Records from a collection:

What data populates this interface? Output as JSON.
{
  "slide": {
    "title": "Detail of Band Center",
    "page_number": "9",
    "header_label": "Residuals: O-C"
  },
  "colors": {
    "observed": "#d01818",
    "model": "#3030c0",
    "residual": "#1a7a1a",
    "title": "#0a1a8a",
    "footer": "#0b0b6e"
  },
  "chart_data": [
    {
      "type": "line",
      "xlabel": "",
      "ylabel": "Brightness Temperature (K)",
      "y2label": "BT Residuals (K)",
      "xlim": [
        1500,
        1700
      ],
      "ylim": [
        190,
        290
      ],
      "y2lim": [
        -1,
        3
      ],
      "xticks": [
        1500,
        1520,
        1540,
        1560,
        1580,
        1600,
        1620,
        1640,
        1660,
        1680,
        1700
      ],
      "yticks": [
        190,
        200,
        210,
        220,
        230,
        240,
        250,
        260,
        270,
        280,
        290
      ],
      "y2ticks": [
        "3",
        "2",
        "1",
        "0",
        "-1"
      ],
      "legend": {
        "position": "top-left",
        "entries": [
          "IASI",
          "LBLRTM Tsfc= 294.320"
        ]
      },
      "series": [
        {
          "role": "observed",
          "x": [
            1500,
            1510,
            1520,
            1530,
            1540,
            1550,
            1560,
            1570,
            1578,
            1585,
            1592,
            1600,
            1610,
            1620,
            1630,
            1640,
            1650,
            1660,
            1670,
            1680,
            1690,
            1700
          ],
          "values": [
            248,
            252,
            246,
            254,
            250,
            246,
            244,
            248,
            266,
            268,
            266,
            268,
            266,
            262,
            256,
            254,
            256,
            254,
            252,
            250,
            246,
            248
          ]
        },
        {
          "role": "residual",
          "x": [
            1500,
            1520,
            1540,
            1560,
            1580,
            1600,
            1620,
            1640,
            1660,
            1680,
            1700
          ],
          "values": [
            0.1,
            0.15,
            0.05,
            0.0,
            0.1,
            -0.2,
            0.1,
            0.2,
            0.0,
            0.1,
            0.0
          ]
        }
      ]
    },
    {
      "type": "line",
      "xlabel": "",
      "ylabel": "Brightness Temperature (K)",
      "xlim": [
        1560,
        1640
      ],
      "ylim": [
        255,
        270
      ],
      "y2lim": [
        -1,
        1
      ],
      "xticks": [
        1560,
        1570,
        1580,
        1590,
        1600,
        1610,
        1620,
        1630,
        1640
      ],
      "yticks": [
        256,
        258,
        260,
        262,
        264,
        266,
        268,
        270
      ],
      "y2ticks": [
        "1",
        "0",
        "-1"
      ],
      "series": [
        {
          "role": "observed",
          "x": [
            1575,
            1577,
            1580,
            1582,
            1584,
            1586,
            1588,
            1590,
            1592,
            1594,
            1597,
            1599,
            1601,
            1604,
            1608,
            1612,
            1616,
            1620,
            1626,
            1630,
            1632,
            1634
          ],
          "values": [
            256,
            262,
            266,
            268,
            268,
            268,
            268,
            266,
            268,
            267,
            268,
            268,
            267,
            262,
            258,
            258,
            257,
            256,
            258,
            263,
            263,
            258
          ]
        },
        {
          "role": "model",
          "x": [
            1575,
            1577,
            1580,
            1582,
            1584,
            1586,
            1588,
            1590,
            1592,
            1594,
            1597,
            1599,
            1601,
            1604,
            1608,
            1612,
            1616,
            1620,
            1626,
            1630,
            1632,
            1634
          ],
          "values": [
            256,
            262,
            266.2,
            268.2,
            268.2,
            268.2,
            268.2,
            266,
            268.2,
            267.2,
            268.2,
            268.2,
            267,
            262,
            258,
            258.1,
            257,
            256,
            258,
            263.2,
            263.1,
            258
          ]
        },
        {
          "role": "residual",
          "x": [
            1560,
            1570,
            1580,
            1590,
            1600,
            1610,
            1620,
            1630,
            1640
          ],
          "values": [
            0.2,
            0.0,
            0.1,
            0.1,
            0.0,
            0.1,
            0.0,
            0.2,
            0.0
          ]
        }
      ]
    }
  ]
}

WORK TO BE COMPLETED:
Faithfully transcribe the whole of the data.

CORRECT OUTPUT:
What data populates this interface? Output as JSON.
{
  "slide": {
    "title": "Detail of Band Center",
    "page_number": "9",
    "header_label": "Residuals: O-C"
  },
  "colors": {
    "observed": "#d01818",
    "model": "#3030c0",
    "residual": "#1a7a1a",
    "title": "#0a1a8a",
    "footer": "#0b0b6e"
  },
  "chart_data": [
    {
      "type": "line",
      "xlabel": "",
      "ylabel": "Brightness Temperature (K)",
      "y2label": "BT Residuals (K)",
      "xlim": [
        1500,
        1700
      ],
      "ylim": [
        190,
        290
      ],
      "y2lim": [
        -1,
        3
      ],
      "xticks": [
        1500,
        1520,
        1540,
        1560,
        1580,
        1600,
        1620,
        1640,
        1660,
        1680,
        1700
      ],
      "yticks": [
        190,
        200,
        210,
        220,
        230,
        240,
        250,
        260,
        270,
        280,
        290
      ],
      "y2ticks": [
        "3",
        "2",
        "1",
        "0",
        "-1"
      ],
      "legend": {
        "position": "top-left",
        "entries": [
          "IASI",
          "LBLRTM Tsfc= 294.320"
        ]
      },
      "series": [
        {
          "role": "observed",
          "x": [
            1500,
            1510,
            1520,
            1530,
            1540,
            1550,
            1560,
            1570,
            1578,
            1585,
            1592,
            1600,
            1610,
            1620,
            1630,
            1640,
            1650,
            1660,
            1670,
            1680,
            1690,
            1700
          ],
          "values": [
            248,
            252,
            246,
            254,
            250,
            246,
            244,
            248,
            266,
            268,
            266,
            268,
            266,
            262,
            256,
            254,
            256,
            254,
            252,
            250,
            246,
            248
          ]
        },
        {
          "role": "residual",
          "x": [
            1500,
            1520,
            1540,
            1560,
            1580,
            1600,
            1620,
            1640,
            1660,
            1680,
            1700
          ],
          "values": [
            0.1,
            0.15,
            0.05,
            0.0,
            0.1,
            -0.2,
            0.1,
            0.2,
            0.0,
            0.1,
            0.0
          ]
        }
      ]
    },
    {
      "type": "line",
      "xlabel": "",
      "ylabel": "Brightness Temperature (K)",
      "xlim": [
        1560,
        1640
      ],
      "ylim": [
        255,
        270
      ],
      "y2lim": [
        -1,
        1
      ],
      "xticks": [
        1560,
        1570,
        1580,
        1590,
        1600,
        1610,
        1620,
        1630,
        1640
      ],
      "yticks": [
        256,
        258,
        260,
        262,
        264,
        266,
        268,
        270
      ],
      "y2ticks": [
        "1",
        "0",
        "-1"
      ],
      "series": [
        {
          "role": "observed",
          "x": [
            1575,
            1577,
            1580,
            1582,
            1584,
            1586,
            1588,
            1590,
            1592,
            1594,
            1597,
            1599,
            1601,
            1604,
            1608,
            1612,
            1616,
            1620,
            1626,
            1630,
            1632,
            1634
          ],
          "values": [
            256,
            262,
            266,
            268,
            268,
            268,
            268,
            266,
            268,
            267,
            268,
            268,
            267,
            262,
            258,
            258,
            257,
            256,
            258,
            263,
            263,
            258
          ]
        },
        {
          "role": "model",
          "x": [
            1575,
            1577,
            1580,
            1582,
            1584,
            1586,
            1588,
            1590,
            1592,
            1594,
            1597,
            1599,
            1601,
            1604,
            1608,
            1612,
            1616,
            1620,
            1626,
            1630,
            1632,
            1634
          ],
          "values": [
            256,
            262,
            266.2,
            268.2,
            268.2,
            268.2,
            268.2,
            266,
            268.2,
            267.2,
            268.2,
            268.2,
            267,
            262,
            258,
            258.1,
            257,
            256,
            258,
            263.2,
            263.1,
            258
          ]
        },
        {
          "role": "residual",
          "x": [
            1560,
            1570,
            1580,
            1590,
            1600,
            1610,
            1620,
            1630,
            1640
          ],
          "values": [
            0.2,
            0.0,
            0.1,
            0.1,
            0.0,
            0.1,
            0.0,
            0.2,
            0.0
          ]
        }
      ]
    }
  ]
}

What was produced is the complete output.